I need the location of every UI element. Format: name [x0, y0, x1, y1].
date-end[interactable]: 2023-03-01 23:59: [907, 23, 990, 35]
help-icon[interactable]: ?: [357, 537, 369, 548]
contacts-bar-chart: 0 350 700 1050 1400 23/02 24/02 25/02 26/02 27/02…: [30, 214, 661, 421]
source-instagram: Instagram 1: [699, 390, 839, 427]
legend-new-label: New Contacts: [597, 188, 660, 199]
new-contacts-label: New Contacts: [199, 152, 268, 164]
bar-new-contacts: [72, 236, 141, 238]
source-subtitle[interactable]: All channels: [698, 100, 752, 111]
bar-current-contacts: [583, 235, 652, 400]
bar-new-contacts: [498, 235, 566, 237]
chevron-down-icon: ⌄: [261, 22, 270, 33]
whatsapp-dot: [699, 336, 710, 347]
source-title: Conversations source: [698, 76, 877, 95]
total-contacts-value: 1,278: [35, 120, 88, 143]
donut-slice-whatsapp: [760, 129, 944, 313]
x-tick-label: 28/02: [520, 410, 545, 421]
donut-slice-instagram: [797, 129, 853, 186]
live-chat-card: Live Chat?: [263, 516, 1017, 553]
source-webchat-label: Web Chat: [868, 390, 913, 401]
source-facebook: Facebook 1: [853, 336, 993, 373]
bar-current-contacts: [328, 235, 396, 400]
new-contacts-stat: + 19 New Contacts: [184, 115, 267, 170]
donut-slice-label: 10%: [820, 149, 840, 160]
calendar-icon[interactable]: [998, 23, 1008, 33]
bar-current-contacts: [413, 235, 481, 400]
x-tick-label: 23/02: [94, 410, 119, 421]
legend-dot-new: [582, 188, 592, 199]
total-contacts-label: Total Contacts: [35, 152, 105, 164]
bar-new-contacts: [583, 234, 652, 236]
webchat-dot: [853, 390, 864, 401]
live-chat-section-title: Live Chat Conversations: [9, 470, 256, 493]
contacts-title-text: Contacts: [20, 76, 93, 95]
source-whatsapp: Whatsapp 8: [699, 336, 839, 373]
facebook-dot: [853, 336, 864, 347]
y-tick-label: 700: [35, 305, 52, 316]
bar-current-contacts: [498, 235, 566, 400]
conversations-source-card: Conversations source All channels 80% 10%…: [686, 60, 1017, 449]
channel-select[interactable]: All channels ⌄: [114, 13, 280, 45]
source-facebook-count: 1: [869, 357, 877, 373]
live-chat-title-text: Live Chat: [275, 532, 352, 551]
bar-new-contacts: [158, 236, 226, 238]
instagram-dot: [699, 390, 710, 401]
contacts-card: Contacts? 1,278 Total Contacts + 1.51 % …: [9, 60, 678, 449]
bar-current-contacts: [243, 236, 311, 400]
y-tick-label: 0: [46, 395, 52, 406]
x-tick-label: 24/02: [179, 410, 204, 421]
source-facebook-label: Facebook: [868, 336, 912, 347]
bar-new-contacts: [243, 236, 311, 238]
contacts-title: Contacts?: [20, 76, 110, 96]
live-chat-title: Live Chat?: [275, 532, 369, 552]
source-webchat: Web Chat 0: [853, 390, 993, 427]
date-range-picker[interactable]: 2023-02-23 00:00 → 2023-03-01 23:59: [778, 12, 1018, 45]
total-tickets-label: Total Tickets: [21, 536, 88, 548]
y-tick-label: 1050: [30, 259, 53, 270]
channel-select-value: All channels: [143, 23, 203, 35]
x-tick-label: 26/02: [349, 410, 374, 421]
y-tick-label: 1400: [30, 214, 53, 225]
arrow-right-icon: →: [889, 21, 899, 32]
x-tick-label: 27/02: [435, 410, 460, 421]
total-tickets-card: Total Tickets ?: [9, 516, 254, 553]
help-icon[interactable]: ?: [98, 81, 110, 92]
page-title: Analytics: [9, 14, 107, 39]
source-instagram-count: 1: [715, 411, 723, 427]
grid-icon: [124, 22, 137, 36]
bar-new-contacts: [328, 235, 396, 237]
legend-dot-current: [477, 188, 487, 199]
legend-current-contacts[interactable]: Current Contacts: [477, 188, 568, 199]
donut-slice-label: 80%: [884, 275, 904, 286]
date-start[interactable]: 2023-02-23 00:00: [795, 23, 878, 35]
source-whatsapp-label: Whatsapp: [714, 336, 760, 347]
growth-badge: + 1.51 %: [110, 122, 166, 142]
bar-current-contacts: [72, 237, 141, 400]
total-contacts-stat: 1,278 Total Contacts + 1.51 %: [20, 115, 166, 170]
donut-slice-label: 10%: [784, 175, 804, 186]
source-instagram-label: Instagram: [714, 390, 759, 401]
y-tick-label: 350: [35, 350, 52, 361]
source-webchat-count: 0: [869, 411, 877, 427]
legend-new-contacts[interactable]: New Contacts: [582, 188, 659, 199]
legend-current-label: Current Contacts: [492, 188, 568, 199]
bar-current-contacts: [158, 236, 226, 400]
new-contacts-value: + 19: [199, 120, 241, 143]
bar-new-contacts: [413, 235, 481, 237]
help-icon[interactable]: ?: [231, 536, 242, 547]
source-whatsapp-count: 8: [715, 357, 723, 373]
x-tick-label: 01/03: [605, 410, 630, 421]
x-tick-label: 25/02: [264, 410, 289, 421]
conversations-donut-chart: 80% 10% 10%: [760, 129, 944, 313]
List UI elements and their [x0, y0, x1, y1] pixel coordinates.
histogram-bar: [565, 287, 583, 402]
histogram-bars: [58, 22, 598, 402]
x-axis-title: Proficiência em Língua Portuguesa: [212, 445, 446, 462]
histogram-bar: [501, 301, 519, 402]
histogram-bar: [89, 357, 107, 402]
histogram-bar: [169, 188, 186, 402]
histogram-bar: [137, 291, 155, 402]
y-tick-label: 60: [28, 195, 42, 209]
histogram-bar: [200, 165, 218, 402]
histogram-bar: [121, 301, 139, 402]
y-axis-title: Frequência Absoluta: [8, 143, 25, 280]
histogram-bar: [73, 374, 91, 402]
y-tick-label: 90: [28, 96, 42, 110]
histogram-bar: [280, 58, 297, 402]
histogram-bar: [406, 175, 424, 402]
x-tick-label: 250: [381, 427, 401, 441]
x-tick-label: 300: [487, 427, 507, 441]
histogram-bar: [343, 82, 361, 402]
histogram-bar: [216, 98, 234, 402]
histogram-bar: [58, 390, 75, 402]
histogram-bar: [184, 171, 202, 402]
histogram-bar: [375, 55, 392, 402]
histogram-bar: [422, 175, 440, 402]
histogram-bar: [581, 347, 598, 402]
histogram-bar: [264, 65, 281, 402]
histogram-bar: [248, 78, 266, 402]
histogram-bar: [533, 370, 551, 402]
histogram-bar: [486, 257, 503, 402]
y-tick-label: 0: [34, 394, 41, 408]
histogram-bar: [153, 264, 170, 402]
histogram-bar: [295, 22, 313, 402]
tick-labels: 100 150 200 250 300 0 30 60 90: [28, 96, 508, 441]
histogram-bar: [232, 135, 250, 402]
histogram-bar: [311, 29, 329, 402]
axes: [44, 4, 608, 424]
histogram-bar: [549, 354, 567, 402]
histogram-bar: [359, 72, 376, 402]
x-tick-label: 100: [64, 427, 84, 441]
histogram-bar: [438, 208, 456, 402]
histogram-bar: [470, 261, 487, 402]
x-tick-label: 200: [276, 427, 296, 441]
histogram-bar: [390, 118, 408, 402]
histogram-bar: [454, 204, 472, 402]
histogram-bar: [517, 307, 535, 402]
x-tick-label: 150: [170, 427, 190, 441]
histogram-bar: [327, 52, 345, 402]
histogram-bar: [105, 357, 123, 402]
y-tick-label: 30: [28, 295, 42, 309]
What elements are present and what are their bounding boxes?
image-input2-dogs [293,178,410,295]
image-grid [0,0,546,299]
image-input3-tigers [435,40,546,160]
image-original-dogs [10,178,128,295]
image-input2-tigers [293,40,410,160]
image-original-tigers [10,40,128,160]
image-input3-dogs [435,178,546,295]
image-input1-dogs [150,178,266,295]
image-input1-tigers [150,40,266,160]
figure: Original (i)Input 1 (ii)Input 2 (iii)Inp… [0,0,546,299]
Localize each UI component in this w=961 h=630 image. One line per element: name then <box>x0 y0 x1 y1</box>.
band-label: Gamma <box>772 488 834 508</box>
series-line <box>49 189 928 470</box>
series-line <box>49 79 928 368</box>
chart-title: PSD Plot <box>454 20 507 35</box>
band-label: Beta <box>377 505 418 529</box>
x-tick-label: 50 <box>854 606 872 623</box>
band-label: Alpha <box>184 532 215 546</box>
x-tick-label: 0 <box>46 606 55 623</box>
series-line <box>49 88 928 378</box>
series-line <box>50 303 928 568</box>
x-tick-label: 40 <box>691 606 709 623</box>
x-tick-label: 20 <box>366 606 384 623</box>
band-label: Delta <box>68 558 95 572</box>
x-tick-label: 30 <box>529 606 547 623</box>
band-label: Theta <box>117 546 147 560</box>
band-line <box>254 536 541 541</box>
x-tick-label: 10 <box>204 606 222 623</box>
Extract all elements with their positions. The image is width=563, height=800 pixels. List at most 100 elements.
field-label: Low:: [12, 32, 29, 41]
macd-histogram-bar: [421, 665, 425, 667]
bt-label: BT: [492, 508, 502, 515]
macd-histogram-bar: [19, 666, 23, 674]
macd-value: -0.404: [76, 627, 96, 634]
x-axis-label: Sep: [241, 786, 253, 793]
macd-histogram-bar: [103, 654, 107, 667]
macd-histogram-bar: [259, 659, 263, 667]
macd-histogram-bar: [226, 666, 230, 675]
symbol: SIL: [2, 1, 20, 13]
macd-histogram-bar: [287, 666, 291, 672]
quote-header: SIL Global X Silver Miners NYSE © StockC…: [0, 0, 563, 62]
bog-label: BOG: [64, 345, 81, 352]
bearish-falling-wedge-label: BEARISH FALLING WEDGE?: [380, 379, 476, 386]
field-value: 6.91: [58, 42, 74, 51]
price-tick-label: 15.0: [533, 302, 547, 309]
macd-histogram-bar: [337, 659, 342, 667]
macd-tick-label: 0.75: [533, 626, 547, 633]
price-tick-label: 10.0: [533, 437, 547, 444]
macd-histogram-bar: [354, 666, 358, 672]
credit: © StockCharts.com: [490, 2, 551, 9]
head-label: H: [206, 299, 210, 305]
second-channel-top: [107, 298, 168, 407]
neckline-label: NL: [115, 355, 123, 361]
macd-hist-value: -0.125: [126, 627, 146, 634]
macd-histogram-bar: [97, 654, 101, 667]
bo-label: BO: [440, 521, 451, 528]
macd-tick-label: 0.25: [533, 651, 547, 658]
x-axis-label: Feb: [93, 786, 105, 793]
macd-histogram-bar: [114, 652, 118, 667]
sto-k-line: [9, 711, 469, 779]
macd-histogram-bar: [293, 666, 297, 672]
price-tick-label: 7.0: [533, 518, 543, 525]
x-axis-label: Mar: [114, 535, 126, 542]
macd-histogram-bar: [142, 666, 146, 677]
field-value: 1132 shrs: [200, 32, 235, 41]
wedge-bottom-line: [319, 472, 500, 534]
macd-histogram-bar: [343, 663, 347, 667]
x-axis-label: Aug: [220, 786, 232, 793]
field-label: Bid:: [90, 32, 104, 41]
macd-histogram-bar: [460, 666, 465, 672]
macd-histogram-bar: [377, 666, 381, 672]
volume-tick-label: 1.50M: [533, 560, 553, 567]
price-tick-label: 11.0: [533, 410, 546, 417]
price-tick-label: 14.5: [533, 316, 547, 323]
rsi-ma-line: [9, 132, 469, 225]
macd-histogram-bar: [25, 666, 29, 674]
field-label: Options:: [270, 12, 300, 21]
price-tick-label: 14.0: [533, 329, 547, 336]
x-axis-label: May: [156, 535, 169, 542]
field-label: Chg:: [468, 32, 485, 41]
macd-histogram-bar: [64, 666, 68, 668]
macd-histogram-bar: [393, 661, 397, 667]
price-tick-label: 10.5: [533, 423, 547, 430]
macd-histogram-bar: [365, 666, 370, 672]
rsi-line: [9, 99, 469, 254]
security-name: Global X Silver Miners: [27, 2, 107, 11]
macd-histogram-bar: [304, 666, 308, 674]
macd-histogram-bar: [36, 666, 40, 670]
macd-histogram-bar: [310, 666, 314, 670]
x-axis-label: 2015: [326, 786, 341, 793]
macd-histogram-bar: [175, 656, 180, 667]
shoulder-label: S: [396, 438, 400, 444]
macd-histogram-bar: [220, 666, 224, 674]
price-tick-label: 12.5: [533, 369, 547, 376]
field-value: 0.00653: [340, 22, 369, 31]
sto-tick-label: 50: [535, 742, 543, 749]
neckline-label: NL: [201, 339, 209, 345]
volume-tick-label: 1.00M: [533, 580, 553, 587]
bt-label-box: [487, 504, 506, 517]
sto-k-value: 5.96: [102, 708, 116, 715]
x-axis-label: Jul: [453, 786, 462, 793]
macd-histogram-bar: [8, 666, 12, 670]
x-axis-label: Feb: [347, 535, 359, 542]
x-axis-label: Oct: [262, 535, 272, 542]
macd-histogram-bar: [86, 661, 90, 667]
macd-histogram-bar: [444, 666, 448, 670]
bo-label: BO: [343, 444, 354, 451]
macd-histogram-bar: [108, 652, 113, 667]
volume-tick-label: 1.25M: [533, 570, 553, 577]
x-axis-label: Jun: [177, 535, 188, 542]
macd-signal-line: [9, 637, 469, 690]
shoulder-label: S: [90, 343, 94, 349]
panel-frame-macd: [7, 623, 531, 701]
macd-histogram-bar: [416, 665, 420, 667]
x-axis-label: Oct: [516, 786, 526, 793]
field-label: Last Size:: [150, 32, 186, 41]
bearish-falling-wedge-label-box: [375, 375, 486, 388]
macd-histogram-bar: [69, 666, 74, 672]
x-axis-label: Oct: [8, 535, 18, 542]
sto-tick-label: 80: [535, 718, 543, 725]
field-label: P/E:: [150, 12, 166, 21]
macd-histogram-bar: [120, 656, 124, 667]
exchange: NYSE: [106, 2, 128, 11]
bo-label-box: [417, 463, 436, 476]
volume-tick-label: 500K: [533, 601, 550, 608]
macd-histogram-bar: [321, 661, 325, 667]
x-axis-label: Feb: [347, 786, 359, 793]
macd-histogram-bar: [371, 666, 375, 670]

WHAT IS ASKED: Recast the lines above, from the first one through the line with "bar-current-contacts: [583, 235, 652, 400]", as a Markdown table with the columns Row and Line, omitting any blank lines.

ANSWER IN FULL:
| Row | Line |
|---|---|
| 1 | I need the location of every UI element. Format: name [x0, y0, x1, y1]. |
| 2 | date-end[interactable]: 2023-03-01 23:59: [907, 23, 990, 35] |
| 3 | help-icon[interactable]: ?: [357, 537, 369, 548] |
| 4 | contacts-bar-chart: 0 350 700 1050 1400 23/02 24/02 25/02 26/02 27/02…: [30, 214, 661, 421] |
| 5 | source-instagram: Instagram 1: [699, 390, 839, 427] |
| 6 | legend-new-label: New Contacts: [597, 188, 660, 199] |
| 7 | new-contacts-label: New Contacts: [199, 152, 268, 164] |
| 8 | bar-new-contacts: [72, 236, 141, 238] |
| 9 | source-subtitle[interactable]: All channels: [698, 100, 752, 111] |
| 10 | bar-current-contacts: [583, 235, 652, 400] |